### Instructions for the task
Which lines of the records below contain the word "chiuso"? Copy each of them out.

### Supplied information
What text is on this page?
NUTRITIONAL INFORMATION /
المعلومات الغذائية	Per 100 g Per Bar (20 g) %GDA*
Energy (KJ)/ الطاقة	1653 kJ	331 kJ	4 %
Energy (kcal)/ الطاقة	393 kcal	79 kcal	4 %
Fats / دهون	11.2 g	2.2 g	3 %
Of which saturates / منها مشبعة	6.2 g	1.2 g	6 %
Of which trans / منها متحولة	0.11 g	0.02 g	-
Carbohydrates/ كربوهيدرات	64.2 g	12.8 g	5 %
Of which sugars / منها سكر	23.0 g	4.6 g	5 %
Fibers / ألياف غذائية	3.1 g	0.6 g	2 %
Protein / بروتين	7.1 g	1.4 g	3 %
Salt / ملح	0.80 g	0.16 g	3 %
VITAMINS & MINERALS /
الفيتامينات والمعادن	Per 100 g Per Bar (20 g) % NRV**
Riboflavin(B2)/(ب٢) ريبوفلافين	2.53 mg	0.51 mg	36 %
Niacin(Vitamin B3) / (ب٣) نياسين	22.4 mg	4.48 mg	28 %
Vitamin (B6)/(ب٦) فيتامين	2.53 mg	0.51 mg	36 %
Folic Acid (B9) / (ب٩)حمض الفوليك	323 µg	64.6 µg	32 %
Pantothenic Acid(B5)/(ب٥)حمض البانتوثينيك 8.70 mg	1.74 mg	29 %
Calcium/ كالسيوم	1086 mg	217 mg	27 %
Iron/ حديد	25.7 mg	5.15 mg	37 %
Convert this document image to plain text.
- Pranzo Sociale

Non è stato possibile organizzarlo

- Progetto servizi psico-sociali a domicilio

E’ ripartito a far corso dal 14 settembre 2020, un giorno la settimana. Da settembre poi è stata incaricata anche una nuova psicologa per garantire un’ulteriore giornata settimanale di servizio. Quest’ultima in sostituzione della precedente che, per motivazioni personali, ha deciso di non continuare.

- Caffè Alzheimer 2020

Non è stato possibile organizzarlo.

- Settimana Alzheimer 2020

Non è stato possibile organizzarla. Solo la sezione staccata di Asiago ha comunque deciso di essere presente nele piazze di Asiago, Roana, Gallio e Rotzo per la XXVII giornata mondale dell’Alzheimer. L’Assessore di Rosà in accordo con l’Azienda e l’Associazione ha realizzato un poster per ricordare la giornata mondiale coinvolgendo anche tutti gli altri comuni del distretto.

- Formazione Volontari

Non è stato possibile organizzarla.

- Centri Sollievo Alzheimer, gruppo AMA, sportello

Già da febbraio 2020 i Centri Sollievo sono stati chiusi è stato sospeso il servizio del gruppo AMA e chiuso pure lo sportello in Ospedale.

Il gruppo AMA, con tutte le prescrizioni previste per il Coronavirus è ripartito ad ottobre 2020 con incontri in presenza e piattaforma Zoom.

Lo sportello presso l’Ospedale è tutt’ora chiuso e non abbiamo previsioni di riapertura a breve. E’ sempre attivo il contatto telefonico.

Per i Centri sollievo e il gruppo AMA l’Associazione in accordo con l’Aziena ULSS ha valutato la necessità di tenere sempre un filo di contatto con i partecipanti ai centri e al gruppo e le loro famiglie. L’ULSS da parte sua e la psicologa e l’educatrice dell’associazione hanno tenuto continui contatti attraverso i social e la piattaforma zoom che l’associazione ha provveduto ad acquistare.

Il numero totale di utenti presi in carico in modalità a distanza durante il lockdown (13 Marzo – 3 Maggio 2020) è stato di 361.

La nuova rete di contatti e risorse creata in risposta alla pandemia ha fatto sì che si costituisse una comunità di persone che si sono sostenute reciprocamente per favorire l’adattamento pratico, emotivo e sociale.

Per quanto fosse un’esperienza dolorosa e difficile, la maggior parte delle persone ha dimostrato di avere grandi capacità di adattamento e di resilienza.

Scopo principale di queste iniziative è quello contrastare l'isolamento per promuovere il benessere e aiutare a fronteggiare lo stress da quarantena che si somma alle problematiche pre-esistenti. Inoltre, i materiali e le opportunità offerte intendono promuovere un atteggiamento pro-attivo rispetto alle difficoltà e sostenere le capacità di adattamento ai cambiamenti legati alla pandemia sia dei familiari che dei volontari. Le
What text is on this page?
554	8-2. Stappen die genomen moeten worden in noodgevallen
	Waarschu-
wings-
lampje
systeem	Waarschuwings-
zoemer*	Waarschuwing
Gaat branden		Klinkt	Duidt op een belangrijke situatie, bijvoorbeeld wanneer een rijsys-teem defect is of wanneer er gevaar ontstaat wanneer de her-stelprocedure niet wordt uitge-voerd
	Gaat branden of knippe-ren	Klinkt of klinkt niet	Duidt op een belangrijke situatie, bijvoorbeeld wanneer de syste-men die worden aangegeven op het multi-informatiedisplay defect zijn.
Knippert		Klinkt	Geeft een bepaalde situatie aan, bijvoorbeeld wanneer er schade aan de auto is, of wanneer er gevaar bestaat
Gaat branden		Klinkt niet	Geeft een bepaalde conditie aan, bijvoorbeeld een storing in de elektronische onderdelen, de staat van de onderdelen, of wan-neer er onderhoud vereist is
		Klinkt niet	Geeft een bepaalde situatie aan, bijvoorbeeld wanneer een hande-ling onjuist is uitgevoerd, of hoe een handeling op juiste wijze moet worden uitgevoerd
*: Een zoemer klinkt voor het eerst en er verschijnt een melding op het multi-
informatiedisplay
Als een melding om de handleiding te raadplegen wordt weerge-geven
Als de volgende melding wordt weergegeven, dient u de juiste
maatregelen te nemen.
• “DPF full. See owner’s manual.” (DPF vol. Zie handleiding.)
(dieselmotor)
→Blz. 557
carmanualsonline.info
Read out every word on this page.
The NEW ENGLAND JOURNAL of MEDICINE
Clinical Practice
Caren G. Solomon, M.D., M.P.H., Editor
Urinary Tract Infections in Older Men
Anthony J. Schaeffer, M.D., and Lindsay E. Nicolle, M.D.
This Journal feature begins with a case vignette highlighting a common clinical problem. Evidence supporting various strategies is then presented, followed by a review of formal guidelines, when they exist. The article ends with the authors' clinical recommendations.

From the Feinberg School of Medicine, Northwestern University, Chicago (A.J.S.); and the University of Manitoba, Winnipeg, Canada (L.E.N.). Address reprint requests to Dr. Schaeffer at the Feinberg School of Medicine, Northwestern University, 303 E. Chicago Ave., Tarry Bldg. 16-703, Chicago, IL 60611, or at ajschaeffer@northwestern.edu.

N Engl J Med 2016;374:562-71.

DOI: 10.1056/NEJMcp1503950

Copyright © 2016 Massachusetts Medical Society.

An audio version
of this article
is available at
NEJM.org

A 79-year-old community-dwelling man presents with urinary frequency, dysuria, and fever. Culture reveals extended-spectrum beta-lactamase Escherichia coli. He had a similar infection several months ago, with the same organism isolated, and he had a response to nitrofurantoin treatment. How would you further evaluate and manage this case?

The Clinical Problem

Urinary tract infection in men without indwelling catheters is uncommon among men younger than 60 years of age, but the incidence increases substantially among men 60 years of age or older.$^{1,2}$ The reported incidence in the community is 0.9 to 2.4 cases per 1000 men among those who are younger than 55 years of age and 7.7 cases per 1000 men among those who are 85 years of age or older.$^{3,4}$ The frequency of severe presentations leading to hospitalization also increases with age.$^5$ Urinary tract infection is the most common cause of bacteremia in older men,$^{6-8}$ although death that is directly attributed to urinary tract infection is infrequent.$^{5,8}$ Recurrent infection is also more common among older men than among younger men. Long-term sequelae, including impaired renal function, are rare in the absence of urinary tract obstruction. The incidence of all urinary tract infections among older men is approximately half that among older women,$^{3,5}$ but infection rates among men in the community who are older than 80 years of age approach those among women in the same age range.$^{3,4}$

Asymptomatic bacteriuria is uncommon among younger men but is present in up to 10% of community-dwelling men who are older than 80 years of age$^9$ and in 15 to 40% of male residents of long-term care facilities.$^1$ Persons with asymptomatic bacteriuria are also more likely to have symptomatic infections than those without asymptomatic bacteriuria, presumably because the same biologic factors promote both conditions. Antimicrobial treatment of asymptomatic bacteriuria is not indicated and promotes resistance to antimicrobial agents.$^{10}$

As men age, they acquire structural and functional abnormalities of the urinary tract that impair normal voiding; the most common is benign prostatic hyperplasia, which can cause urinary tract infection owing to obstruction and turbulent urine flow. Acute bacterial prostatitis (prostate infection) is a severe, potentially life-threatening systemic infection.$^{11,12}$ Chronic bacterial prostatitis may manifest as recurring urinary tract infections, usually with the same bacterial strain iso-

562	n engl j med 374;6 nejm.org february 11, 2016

### Solved problem
Già da febbraio 2020 i Centri Sollievo sono stati chiusi è stato sospeso il servizio del gruppo AMA e chiuso pure lo sportello in Ospedale.
Lo sportello presso l’Ospedale è tutt’ora chiuso e non abbiamo previsioni di riapertura a breve. E’ sempre attivo il contatto telefonico.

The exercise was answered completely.